* **Exercise task**
Write out the records below once more, exactly as they stand.

Recorded data
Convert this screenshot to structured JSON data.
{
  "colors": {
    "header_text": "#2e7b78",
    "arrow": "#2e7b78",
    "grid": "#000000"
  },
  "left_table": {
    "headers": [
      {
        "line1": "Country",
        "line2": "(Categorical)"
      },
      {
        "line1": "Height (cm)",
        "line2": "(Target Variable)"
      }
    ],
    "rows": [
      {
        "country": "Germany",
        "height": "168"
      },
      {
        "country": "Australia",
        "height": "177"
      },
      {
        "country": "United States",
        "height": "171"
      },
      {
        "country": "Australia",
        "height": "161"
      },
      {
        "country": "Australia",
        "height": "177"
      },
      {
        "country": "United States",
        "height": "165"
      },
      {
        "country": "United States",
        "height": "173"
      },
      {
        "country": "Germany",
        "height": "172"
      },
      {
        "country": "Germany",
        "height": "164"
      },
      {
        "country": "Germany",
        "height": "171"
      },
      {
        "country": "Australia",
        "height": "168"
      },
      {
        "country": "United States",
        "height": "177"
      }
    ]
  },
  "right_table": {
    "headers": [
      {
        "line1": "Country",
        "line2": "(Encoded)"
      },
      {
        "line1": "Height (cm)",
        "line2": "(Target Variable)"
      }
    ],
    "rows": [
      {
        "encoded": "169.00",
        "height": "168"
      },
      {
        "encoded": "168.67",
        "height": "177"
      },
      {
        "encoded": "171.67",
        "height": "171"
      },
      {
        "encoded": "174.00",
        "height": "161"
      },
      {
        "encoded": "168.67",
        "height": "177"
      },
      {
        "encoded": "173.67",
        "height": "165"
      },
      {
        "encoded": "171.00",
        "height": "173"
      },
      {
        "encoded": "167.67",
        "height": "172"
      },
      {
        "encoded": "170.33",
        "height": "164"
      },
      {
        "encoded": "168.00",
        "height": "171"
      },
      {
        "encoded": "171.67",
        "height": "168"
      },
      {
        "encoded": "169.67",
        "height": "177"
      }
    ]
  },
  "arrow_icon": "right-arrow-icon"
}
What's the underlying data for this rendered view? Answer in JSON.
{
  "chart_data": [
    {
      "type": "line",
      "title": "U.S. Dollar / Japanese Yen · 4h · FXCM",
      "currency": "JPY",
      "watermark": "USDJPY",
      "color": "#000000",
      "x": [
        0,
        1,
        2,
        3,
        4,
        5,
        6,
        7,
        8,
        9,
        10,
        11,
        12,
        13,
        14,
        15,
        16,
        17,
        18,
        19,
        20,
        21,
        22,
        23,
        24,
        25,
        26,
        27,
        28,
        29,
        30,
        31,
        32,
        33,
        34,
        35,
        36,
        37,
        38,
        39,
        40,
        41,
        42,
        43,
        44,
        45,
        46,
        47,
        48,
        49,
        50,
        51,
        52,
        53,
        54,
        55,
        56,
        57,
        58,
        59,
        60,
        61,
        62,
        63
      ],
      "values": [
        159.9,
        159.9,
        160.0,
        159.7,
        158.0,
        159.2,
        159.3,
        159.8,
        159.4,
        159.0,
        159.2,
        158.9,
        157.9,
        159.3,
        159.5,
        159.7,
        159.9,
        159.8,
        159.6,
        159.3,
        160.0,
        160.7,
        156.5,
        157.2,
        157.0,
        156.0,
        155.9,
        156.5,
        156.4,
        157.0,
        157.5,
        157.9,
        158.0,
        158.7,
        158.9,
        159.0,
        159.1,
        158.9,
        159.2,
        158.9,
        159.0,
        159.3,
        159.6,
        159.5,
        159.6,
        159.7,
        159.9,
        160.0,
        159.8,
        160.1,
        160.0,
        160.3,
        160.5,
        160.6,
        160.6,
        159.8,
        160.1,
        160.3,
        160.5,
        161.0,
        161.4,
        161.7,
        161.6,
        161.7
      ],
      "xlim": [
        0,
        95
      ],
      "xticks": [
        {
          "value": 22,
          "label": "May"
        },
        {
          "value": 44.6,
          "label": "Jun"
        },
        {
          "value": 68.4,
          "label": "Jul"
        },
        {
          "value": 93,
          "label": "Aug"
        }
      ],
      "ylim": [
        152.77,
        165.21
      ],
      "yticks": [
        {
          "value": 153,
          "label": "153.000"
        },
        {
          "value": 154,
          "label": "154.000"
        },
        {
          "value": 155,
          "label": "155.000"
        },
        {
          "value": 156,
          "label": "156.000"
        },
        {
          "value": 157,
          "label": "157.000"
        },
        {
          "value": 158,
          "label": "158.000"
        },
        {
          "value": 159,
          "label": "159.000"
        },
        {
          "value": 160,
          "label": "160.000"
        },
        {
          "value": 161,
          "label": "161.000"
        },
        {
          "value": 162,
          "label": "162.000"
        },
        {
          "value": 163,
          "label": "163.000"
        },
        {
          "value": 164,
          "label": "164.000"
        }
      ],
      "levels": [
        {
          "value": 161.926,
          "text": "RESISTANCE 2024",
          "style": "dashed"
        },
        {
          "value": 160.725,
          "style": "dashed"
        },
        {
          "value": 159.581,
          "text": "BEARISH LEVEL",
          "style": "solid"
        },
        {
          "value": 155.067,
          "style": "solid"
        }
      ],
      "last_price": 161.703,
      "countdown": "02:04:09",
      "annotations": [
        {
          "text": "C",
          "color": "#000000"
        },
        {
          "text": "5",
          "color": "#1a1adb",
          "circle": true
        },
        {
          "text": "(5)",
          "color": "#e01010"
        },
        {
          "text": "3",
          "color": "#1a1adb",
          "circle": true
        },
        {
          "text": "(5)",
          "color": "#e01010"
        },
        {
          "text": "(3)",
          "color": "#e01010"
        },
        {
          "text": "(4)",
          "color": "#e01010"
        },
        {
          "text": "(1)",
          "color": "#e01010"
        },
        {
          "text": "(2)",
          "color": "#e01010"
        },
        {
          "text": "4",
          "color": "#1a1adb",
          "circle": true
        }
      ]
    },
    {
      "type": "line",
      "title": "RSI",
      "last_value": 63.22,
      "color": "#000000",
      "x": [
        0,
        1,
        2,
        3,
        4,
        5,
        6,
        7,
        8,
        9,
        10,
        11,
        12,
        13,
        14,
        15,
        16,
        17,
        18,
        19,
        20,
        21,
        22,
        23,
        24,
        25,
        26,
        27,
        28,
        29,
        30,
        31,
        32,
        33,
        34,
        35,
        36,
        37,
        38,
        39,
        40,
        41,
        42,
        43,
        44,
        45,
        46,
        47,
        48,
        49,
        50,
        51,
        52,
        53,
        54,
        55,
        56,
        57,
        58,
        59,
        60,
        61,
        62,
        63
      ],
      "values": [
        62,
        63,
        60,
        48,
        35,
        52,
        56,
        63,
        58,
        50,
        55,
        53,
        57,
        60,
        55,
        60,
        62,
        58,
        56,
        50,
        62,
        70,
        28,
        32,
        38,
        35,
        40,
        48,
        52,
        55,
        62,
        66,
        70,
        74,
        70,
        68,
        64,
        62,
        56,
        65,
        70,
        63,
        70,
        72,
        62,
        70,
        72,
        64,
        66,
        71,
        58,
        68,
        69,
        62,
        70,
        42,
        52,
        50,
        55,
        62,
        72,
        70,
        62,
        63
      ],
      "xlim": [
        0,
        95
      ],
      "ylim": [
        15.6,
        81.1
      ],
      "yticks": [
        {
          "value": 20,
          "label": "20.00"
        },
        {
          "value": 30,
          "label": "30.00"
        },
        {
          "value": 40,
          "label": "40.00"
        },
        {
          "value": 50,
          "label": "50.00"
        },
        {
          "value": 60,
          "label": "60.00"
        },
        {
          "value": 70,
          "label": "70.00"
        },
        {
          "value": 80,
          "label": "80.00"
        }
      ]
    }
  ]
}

* **The reply**
Convert this screenshot to structured JSON data.
{
  "colors": {
    "header_text": "#2e7b78",
    "arrow": "#2e7b78",
    "grid": "#000000"
  },
  "left_table": {
    "headers": [
      {
        "line1": "Country",
        "line2": "(Categorical)"
      },
      {
        "line1": "Height (cm)",
        "line2": "(Target Variable)"
      }
    ],
    "rows": [
      {
        "country": "Germany",
        "height": "168"
      },
      {
        "country": "Australia",
        "height": "177"
      },
      {
        "country": "United States",
        "height": "171"
      },
      {
        "country": "Australia",
        "height": "161"
      },
      {
        "country": "Australia",
        "height": "177"
      },
      {
        "country": "United States",
        "height": "165"
      },
      {
        "country": "United States",
        "height": "173"
      },
      {
        "country": "Germany",
        "height": "172"
      },
      {
        "country": "Germany",
        "height": "164"
      },
      {
        "country": "Germany",
        "height": "171"
      },
      {
        "country": "Australia",
        "height": "168"
      },
      {
        "country": "United States",
        "height": "177"
      }
    ]
  },
  "right_table": {
    "headers": [
      {
        "line1": "Country",
        "line2": "(Encoded)"
      },
      {
        "line1": "Height (cm)",
        "line2": "(Target Variable)"
      }
    ],
    "rows": [
      {
        "encoded": "169.00",
        "height": "168"
      },
      {
        "encoded": "168.67",
        "height": "177"
      },
      {
        "encoded": "171.67",
        "height": "171"
      },
      {
        "encoded": "174.00",
        "height": "161"
      },
      {
        "encoded": "168.67",
        "height": "177"
      },
      {
        "encoded": "173.67",
        "height": "165"
      },
      {
        "encoded": "171.00",
        "height": "173"
      },
      {
        "encoded": "167.67",
        "height": "172"
      },
      {
        "encoded": "170.33",
        "height": "164"
      },
      {
        "encoded": "168.00",
        "height": "171"
      },
      {
        "encoded": "171.67",
        "height": "168"
      },
      {
        "encoded": "169.67",
        "height": "177"
      }
    ]
  },
  "arrow_icon": "right-arrow-icon"
}
What's the underlying data for this rendered view? Answer in JSON.
{
  "chart_data": [
    {
      "type": "line",
      "title": "U.S. Dollar / Japanese Yen · 4h · FXCM",
      "currency": "JPY",
      "watermark": "USDJPY",
      "color": "#000000",
      "x": [
        0,
        1,
        2,
        3,
        4,
        5,
        6,
        7,
        8,
        9,
        10,
        11,
        12,
        13,
        14,
        15,
        16,
        17,
        18,
        19,
        20,
        21,
        22,
        23,
        24,
        25,
        26,
        27,
        28,
        29,
        30,
        31,
        32,
        33,
        34,
        35,
        36,
        37,
        38,
        39,
        40,
        41,
        42,
        43,
        44,
        45,
        46,
        47,
        48,
        49,
        50,
        51,
        52,
        53,
        54,
        55,
        56,
        57,
        58,
        59,
        60,
        61,
        62,
        63
      ],
      "values": [
        159.9,
        159.9,
        160.0,
        159.7,
        158.0,
        159.2,
        159.3,
        159.8,
        159.4,
        159.0,
        159.2,
        158.9,
        157.9,
        159.3,
        159.5,
        159.7,
        159.9,
        159.8,
        159.6,
        159.3,
        160.0,
        160.7,
        156.5,
        157.2,
        157.0,
        156.0,
        155.9,
        156.5,
        156.4,
        157.0,
        157.5,
        157.9,
        158.0,
        158.7,
        158.9,
        159.0,
        159.1,
        158.9,
        159.2,
        158.9,
        159.0,
        159.3,
        159.6,
        159.5,
        159.6,
        159.7,
        159.9,
        160.0,
        159.8,
        160.1,
        160.0,
        160.3,
        160.5,
        160.6,
        160.6,
        159.8,
        160.1,
        160.3,
        160.5,
        161.0,
        161.4,
        161.7,
        161.6,
        161.7
      ],
      "xlim": [
        0,
        95
      ],
      "xticks": [
        {
          "value": 22,
          "label": "May"
        },
        {
          "value": 44.6,
          "label": "Jun"
        },
        {
          "value": 68.4,
          "label": "Jul"
        },
        {
          "value": 93,
          "label": "Aug"
        }
      ],
      "ylim": [
        152.77,
        165.21
      ],
      "yticks": [
        {
          "value": 153,
          "label": "153.000"
        },
        {
          "value": 154,
          "label": "154.000"
        },
        {
          "value": 155,
          "label": "155.000"
        },
        {
          "value": 156,
          "label": "156.000"
        },
        {
          "value": 157,
          "label": "157.000"
        },
        {
          "value": 158,
          "label": "158.000"
        },
        {
          "value": 159,
          "label": "159.000"
        },
        {
          "value": 160,
          "label": "160.000"
        },
        {
          "value": 161,
          "label": "161.000"
        },
        {
          "value": 162,
          "label": "162.000"
        },
        {
          "value": 163,
          "label": "163.000"
        },
        {
          "value": 164,
          "label": "164.000"
        }
      ],
      "levels": [
        {
          "value": 161.926,
          "text": "RESISTANCE 2024",
          "style": "dashed"
        },
        {
          "value": 160.725,
          "style": "dashed"
        },
        {
          "value": 159.581,
          "text": "BEARISH LEVEL",
          "style": "solid"
        },
        {
          "value": 155.067,
          "style": "solid"
        }
      ],
      "last_price": 161.703,
      "countdown": "02:04:09",
      "annotations": [
        {
          "text": "C",
          "color": "#000000"
        },
        {
          "text": "5",
          "color": "#1a1adb",
          "circle": true
        },
        {
          "text": "(5)",
          "color": "#e01010"
        },
        {
          "text": "3",
          "color": "#1a1adb",
          "circle": true
        },
        {
          "text": "(5)",
          "color": "#e01010"
        },
        {
          "text": "(3)",
          "color": "#e01010"
        },
        {
          "text": "(4)",
          "color": "#e01010"
        },
        {
          "text": "(1)",
          "color": "#e01010"
        },
        {
          "text": "(2)",
          "color": "#e01010"
        },
        {
          "text": "4",
          "color": "#1a1adb",
          "circle": true
        }
      ]
    },
    {
      "type": "line",
      "title": "RSI",
      "last_value": 63.22,
      "color": "#000000",
      "x": [
        0,
        1,
        2,
        3,
        4,
        5,
        6,
        7,
        8,
        9,
        10,
        11,
        12,
        13,
        14,
        15,
        16,
        17,
        18,
        19,
        20,
        21,
        22,
        23,
        24,
        25,
        26,
        27,
        28,
        29,
        30,
        31,
        32,
        33,
        34,
        35,
        36,
        37,
        38,
        39,
        40,
        41,
        42,
        43,
        44,
        45,
        46,
        47,
        48,
        49,
        50,
        51,
        52,
        53,
        54,
        55,
        56,
        57,
        58,
        59,
        60,
        61,
        62,
        63
      ],
      "values": [
        62,
        63,
        60,
        48,
        35,
        52,
        56,
        63,
        58,
        50,
        55,
        53,
        57,
        60,
        55,
        60,
        62,
        58,
        56,
        50,
        62,
        70,
        28,
        32,
        38,
        35,
        40,
        48,
        52,
        55,
        62,
        66,
        70,
        74,
        70,
        68,
        64,
        62,
        56,
        65,
        70,
        63,
        70,
        72,
        62,
        70,
        72,
        64,
        66,
        71,
        58,
        68,
        69,
        62,
        70,
        42,
        52,
        50,
        55,
        62,
        72,
        70,
        62,
        63
      ],
      "xlim": [
        0,
        95
      ],
      "ylim": [
        15.6,
        81.1
      ],
      "yticks": [
        {
          "value": 20,
          "label": "20.00"
        },
        {
          "value": 30,
          "label": "30.00"
        },
        {
          "value": 40,
          "label": "40.00"
        },
        {
          "value": 50,
          "label": "50.00"
        },
        {
          "value": 60,
          "label": "60.00"
        },
        {
          "value": 70,
          "label": "70.00"
        },
        {
          "value": 80,
          "label": "80.00"
        }
      ]
    }
  ]
}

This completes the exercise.